▸ Challenge: Pick out the lines containing "PRODUTOS".

═══ Material supplied

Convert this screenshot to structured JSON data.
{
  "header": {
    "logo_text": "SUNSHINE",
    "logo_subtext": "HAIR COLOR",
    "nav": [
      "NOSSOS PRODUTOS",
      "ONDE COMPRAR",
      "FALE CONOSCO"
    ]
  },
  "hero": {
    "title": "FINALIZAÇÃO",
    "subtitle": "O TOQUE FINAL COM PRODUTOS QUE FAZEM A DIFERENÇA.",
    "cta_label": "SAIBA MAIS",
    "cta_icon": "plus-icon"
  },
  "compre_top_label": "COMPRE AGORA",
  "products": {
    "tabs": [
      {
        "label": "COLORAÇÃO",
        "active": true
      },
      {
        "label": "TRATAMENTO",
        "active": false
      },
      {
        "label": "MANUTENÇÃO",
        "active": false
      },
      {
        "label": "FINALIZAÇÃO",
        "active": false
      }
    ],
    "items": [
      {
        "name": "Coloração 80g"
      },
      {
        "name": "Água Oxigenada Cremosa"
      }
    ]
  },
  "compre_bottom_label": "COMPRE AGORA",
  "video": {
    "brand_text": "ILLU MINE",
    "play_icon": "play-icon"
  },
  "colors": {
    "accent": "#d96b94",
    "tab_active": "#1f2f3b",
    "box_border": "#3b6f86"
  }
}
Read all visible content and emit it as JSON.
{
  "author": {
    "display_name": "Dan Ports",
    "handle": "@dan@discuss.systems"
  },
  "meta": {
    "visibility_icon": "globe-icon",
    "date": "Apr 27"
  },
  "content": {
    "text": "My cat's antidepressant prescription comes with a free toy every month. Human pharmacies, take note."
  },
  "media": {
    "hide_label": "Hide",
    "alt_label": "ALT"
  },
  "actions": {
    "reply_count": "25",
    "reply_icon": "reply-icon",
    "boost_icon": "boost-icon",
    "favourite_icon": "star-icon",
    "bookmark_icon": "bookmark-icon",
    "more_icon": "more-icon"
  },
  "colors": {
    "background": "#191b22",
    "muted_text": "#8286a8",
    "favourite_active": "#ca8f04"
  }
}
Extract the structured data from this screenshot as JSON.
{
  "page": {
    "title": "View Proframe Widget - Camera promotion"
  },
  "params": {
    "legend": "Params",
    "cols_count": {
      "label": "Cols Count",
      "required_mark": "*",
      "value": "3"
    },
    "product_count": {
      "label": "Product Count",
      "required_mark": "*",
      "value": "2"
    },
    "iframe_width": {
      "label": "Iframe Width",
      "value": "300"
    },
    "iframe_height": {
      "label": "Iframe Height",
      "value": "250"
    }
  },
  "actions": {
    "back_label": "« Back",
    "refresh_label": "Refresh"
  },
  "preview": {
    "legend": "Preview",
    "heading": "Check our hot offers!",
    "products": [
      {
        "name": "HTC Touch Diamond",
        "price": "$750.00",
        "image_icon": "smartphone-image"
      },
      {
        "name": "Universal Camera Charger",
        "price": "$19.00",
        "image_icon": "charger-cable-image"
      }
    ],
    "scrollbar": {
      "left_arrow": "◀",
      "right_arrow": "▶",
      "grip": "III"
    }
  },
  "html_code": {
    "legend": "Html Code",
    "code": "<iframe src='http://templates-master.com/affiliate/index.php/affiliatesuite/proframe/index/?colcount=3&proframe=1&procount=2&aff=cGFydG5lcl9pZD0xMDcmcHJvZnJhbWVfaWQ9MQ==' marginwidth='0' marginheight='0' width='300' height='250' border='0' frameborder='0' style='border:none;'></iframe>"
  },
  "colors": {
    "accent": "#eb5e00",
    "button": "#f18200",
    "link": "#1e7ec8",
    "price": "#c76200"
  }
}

══════

▸ Task result:
      "NOSSOS PRODUTOS",
    "subtitle": "O TOQUE FINAL COM PRODUTOS QUE FAZEM A DIFERENÇA.",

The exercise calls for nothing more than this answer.